Directions:
What follows is a listing; restate every line of it word for word.

Information given:
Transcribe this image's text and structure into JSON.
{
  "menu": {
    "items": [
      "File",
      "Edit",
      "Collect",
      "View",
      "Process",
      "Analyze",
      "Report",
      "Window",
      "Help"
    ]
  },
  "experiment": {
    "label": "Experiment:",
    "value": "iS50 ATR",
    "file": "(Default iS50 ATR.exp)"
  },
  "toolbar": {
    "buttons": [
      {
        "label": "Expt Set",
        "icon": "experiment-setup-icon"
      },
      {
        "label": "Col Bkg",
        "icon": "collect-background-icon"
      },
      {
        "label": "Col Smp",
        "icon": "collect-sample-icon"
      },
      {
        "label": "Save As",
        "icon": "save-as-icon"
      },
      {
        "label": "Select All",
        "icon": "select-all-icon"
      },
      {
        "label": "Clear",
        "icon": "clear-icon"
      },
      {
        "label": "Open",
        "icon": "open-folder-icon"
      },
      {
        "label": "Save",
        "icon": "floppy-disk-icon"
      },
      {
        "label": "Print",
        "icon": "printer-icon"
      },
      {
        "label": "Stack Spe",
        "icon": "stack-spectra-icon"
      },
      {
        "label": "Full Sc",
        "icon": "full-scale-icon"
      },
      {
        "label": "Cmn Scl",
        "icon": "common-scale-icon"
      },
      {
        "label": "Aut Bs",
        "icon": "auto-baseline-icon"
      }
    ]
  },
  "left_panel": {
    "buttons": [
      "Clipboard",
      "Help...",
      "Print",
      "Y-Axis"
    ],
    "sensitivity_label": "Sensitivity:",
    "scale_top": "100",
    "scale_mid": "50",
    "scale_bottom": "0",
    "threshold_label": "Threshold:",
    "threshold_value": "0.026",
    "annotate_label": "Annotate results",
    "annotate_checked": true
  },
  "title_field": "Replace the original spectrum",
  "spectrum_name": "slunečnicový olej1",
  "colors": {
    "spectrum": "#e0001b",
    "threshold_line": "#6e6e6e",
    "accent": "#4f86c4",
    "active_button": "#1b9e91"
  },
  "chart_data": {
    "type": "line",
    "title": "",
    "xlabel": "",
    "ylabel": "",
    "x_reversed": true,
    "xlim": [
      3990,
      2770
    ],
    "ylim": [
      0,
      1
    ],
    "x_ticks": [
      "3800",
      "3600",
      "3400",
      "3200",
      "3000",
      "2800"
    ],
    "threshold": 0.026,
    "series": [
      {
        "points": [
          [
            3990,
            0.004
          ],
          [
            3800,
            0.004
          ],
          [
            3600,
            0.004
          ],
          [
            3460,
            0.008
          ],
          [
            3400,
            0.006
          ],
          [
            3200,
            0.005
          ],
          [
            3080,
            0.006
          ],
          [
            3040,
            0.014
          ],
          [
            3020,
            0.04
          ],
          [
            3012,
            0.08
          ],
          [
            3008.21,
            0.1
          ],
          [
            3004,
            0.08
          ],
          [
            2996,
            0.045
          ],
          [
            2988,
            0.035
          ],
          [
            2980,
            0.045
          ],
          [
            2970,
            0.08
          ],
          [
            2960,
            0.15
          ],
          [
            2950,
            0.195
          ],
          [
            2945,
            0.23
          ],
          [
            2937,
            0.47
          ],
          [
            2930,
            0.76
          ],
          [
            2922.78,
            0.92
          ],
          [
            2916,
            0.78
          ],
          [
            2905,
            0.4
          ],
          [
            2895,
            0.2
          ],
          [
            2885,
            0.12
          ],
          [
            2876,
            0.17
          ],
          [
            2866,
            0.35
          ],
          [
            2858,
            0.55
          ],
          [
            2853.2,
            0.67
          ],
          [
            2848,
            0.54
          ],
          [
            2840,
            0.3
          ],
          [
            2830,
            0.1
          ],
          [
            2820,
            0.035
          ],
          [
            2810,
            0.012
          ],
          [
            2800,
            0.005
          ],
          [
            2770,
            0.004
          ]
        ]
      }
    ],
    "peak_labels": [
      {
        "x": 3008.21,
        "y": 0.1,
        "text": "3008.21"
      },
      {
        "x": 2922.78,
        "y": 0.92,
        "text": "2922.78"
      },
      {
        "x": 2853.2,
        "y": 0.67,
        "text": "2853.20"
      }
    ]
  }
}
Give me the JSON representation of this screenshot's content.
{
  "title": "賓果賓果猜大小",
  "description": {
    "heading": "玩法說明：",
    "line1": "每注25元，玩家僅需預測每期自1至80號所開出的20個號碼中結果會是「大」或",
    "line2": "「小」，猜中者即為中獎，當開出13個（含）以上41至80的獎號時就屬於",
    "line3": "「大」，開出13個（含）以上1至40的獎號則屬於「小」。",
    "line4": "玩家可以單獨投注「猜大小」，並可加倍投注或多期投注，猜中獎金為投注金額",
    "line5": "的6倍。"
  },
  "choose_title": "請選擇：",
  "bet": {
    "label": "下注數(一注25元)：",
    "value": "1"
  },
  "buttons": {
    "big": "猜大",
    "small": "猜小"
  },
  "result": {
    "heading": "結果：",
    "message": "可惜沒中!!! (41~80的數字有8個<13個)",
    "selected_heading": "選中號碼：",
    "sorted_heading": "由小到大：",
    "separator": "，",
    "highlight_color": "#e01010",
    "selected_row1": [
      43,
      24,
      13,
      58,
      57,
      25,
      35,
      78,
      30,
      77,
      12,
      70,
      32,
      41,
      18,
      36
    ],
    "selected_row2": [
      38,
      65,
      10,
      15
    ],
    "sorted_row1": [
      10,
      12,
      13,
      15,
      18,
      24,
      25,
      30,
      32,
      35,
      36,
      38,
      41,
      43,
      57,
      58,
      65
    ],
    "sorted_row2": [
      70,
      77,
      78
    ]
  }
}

In response:
Transcribe this image's text and structure into JSON.
{
  "menu": {
    "items": [
      "File",
      "Edit",
      "Collect",
      "View",
      "Process",
      "Analyze",
      "Report",
      "Window",
      "Help"
    ]
  },
  "experiment": {
    "label": "Experiment:",
    "value": "iS50 ATR",
    "file": "(Default iS50 ATR.exp)"
  },
  "toolbar": {
    "buttons": [
      {
        "label": "Expt Set",
        "icon": "experiment-setup-icon"
      },
      {
        "label": "Col Bkg",
        "icon": "collect-background-icon"
      },
      {
        "label": "Col Smp",
        "icon": "collect-sample-icon"
      },
      {
        "label": "Save As",
        "icon": "save-as-icon"
      },
      {
        "label": "Select All",
        "icon": "select-all-icon"
      },
      {
        "label": "Clear",
        "icon": "clear-icon"
      },
      {
        "label": "Open",
        "icon": "open-folder-icon"
      },
      {
        "label": "Save",
        "icon": "floppy-disk-icon"
      },
      {
        "label": "Print",
        "icon": "printer-icon"
      },
      {
        "label": "Stack Spe",
        "icon": "stack-spectra-icon"
      },
      {
        "label": "Full Sc",
        "icon": "full-scale-icon"
      },
      {
        "label": "Cmn Scl",
        "icon": "common-scale-icon"
      },
      {
        "label": "Aut Bs",
        "icon": "auto-baseline-icon"
      }
    ]
  },
  "left_panel": {
    "buttons": [
      "Clipboard",
      "Help...",
      "Print",
      "Y-Axis"
    ],
    "sensitivity_label": "Sensitivity:",
    "scale_top": "100",
    "scale_mid": "50",
    "scale_bottom": "0",
    "threshold_label": "Threshold:",
    "threshold_value": "0.026",
    "annotate_label": "Annotate results",
    "annotate_checked": true
  },
  "title_field": "Replace the original spectrum",
  "spectrum_name": "slunečnicový olej1",
  "colors": {
    "spectrum": "#e0001b",
    "threshold_line": "#6e6e6e",
    "accent": "#4f86c4",
    "active_button": "#1b9e91"
  },
  "chart_data": {
    "type": "line",
    "title": "",
    "xlabel": "",
    "ylabel": "",
    "x_reversed": true,
    "xlim": [
      3990,
      2770
    ],
    "ylim": [
      0,
      1
    ],
    "x_ticks": [
      "3800",
      "3600",
      "3400",
      "3200",
      "3000",
      "2800"
    ],
    "threshold": 0.026,
    "series": [
      {
        "points": [
          [
            3990,
            0.004
          ],
          [
            3800,
            0.004
          ],
          [
            3600,
            0.004
          ],
          [
            3460,
            0.008
          ],
          [
            3400,
            0.006
          ],
          [
            3200,
            0.005
          ],
          [
            3080,
            0.006
          ],
          [
            3040,
            0.014
          ],
          [
            3020,
            0.04
          ],
          [
            3012,
            0.08
          ],
          [
            3008.21,
            0.1
          ],
          [
            3004,
            0.08
          ],
          [
            2996,
            0.045
          ],
          [
            2988,
            0.035
          ],
          [
            2980,
            0.045
          ],
          [
            2970,
            0.08
          ],
          [
            2960,
            0.15
          ],
          [
            2950,
            0.195
          ],
          [
            2945,
            0.23
          ],
          [
            2937,
            0.47
          ],
          [
            2930,
            0.76
          ],
          [
            2922.78,
            0.92
          ],
          [
            2916,
            0.78
          ],
          [
            2905,
            0.4
          ],
          [
            2895,
            0.2
          ],
          [
            2885,
            0.12
          ],
          [
            2876,
            0.17
          ],
          [
            2866,
            0.35
          ],
          [
            2858,
            0.55
          ],
          [
            2853.2,
            0.67
          ],
          [
            2848,
            0.54
          ],
          [
            2840,
            0.3
          ],
          [
            2830,
            0.1
          ],
          [
            2820,
            0.035
          ],
          [
            2810,
            0.012
          ],
          [
            2800,
            0.005
          ],
          [
            2770,
            0.004
          ]
        ]
      }
    ],
    "peak_labels": [
      {
        "x": 3008.21,
        "y": 0.1,
        "text": "3008.21"
      },
      {
        "x": 2922.78,
        "y": 0.92,
        "text": "2922.78"
      },
      {
        "x": 2853.2,
        "y": 0.67,
        "text": "2853.20"
      }
    ]
  }
}
Give me the JSON representation of this screenshot's content.
{
  "title": "賓果賓果猜大小",
  "description": {
    "heading": "玩法說明：",
    "line1": "每注25元，玩家僅需預測每期自1至80號所開出的20個號碼中結果會是「大」或",
    "line2": "「小」，猜中者即為中獎，當開出13個（含）以上41至80的獎號時就屬於",
    "line3": "「大」，開出13個（含）以上1至40的獎號則屬於「小」。",
    "line4": "玩家可以單獨投注「猜大小」，並可加倍投注或多期投注，猜中獎金為投注金額",
    "line5": "的6倍。"
  },
  "choose_title": "請選擇：",
  "bet": {
    "label": "下注數(一注25元)：",
    "value": "1"
  },
  "buttons": {
    "big": "猜大",
    "small": "猜小"
  },
  "result": {
    "heading": "結果：",
    "message": "可惜沒中!!! (41~80的數字有8個<13個)",
    "selected_heading": "選中號碼：",
    "sorted_heading": "由小到大：",
    "separator": "，",
    "highlight_color": "#e01010",
    "selected_row1": [
      43,
      24,
      13,
      58,
      57,
      25,
      35,
      78,
      30,
      77,
      12,
      70,
      32,
      41,
      18,
      36
    ],
    "selected_row2": [
      38,
      65,
      10,
      15
    ],
    "sorted_row1": [
      10,
      12,
      13,
      15,
      18,
      24,
      25,
      30,
      32,
      35,
      36,
      38,
      41,
      43,
      57,
      58,
      65
    ],
    "sorted_row2": [
      70,
      77,
      78
    ]
  }
}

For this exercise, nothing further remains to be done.